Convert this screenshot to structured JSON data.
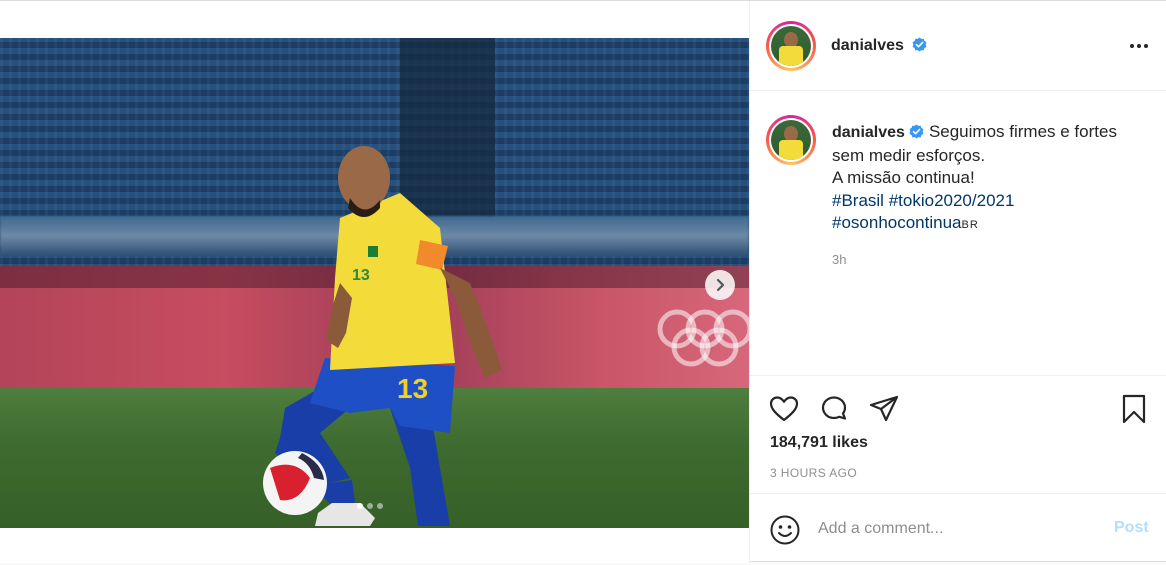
{
  "post": {
    "username": "danialves",
    "verified": true,
    "photo_count": 3,
    "active_photo": 1,
    "caption": {
      "username": "danialves",
      "line1": "Seguimos firmes e fortes",
      "line2": "sem medir esforços.",
      "line3": "A missão continua!",
      "hashtag1": "#Brasil",
      "hashtag2": "#tokio2020/2021",
      "hashtag3": "#osonhocontinua",
      "flag_text": "BR",
      "time": "3h"
    },
    "likes": "184,791 likes",
    "time_ago": "3 HOURS AGO",
    "comment": {
      "placeholder": "Add a comment...",
      "post_label": "Post"
    }
  },
  "icons": {
    "verified": "verified-badge-icon",
    "more": "more-options-icon",
    "like": "heart-icon",
    "comment": "comment-bubble-icon",
    "share": "paper-plane-icon",
    "save": "bookmark-icon",
    "emoji": "smiley-icon",
    "next": "chevron-right-icon"
  },
  "colors": {
    "accent": "#0095f6",
    "post_disabled": "#b2dffc",
    "link": "#00376b",
    "muted": "#8e8e8e",
    "text": "#262626"
  }
}
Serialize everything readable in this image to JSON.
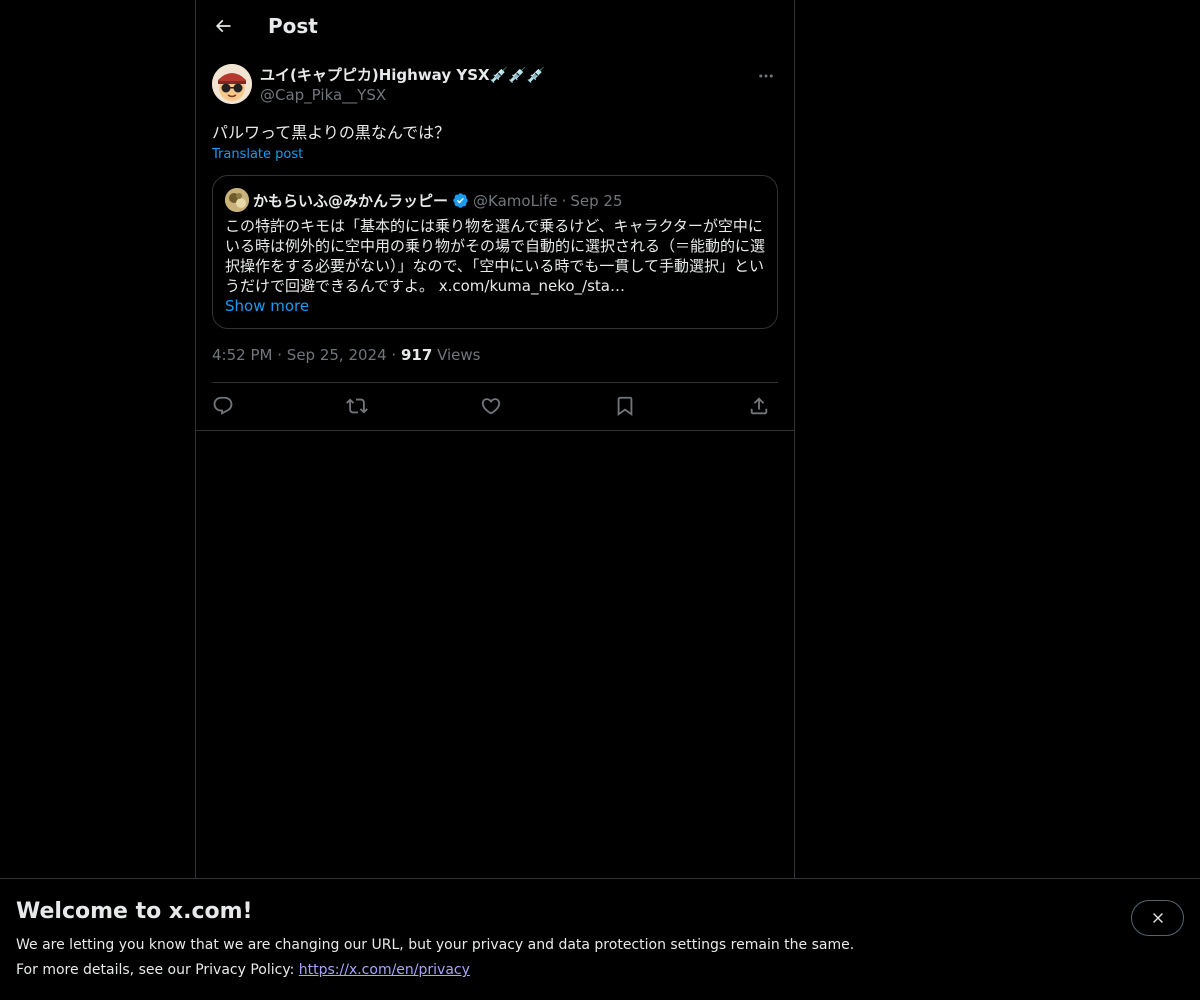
{
  "header": {
    "title": "Post",
    "back_icon": "arrow-left-icon"
  },
  "post": {
    "author_name": "ユイ(キャプピカ)Highway YSX💉💉💉",
    "author_handle": "@Cap_Pika__YSX",
    "text": "パルワって黒よりの黒なんでは？",
    "translate_label": "Translate post",
    "time": "4:52 PM",
    "date": "Sep 25, 2024",
    "views_count": "917",
    "views_label": "Views",
    "separator": "·"
  },
  "quote": {
    "name": "かもらいふ@みかんラッピー",
    "handle": "@KamoLife",
    "separator": "·",
    "date": "Sep 25",
    "text": "この特許のキモは「基本的には乗り物を選んで乗るけど、キャラクターが空中にいる時は例外的に空中用の乗り物がその場で自動的に選択される（＝能動的に選択操作をする必要がない）」なので、「空中にいる時でも一貫して手動選択」というだけで回避できるんですよ。 x.com/kuma_neko_/sta…",
    "show_more": "Show more"
  },
  "actions": [
    "reply-icon",
    "repost-icon",
    "like-icon",
    "bookmark-icon",
    "share-icon"
  ],
  "banner": {
    "title": "Welcome to x.com!",
    "line1": "We are letting you know that we are changing our URL, but your privacy and data protection settings remain the same.",
    "line2_prefix": "For more details, see our Privacy Policy: ",
    "link": "https://x.com/en/privacy"
  },
  "colors": {
    "accent": "#1d9bf0",
    "text": "#e7e9ea",
    "muted": "#71767b",
    "border": "#2f3336",
    "link_purple": "#a9a4f7"
  }
}
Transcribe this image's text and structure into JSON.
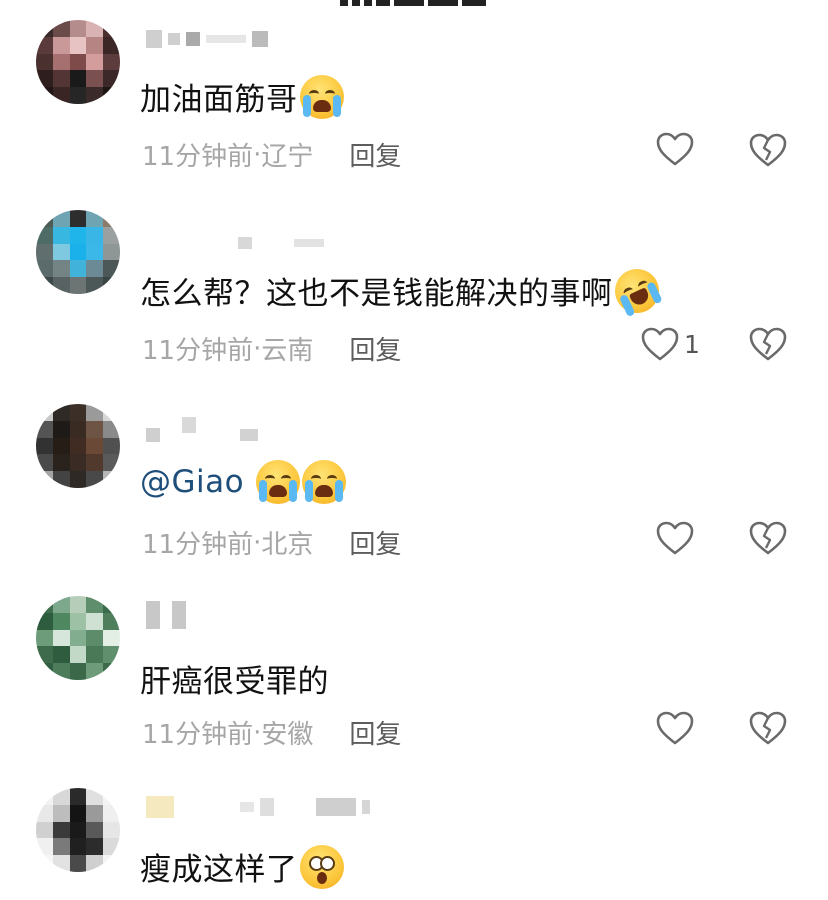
{
  "comments": [
    {
      "text": "加油面筋哥",
      "emojis": [
        "loudly-crying-face-emoji"
      ],
      "time": "11分钟前",
      "location": "辽宁",
      "reply_label": "回复",
      "like_count": ""
    },
    {
      "text": "怎么帮？这也不是钱能解决的事啊",
      "emojis": [
        "rolling-on-floor-laughing-emoji"
      ],
      "time": "11分钟前",
      "location": "云南",
      "reply_label": "回复",
      "like_count": "1"
    },
    {
      "text": "@Giao",
      "emojis": [
        "loudly-crying-face-emoji",
        "loudly-crying-face-emoji"
      ],
      "time": "11分钟前",
      "location": "北京",
      "reply_label": "回复",
      "like_count": ""
    },
    {
      "text": "肝癌很受罪的",
      "emojis": [],
      "time": "11分钟前",
      "location": "安徽",
      "reply_label": "回复",
      "like_count": ""
    },
    {
      "text": "瘦成这样了",
      "emojis": [
        "astonished-face-emoji"
      ],
      "time": "",
      "location": "",
      "reply_label": "",
      "like_count": ""
    }
  ],
  "meta_separator": " · ",
  "icons": {
    "like": "heart-outline-icon",
    "dislike": "broken-heart-icon"
  },
  "colors": {
    "text": "#111111",
    "meta": "#a6a6a6",
    "reply": "#5d5d5d",
    "mention": "#1e4e7a",
    "icon_stroke": "#6a6a6a"
  }
}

_WHAT YOU SHOULD DO_: Every line holding "face" should be copied out.

_SOLVED EXERCISE_:
        "loudly-crying-face-emoji"
        "loudly-crying-face-emoji",
        "loudly-crying-face-emoji"
        "astonished-face-emoji"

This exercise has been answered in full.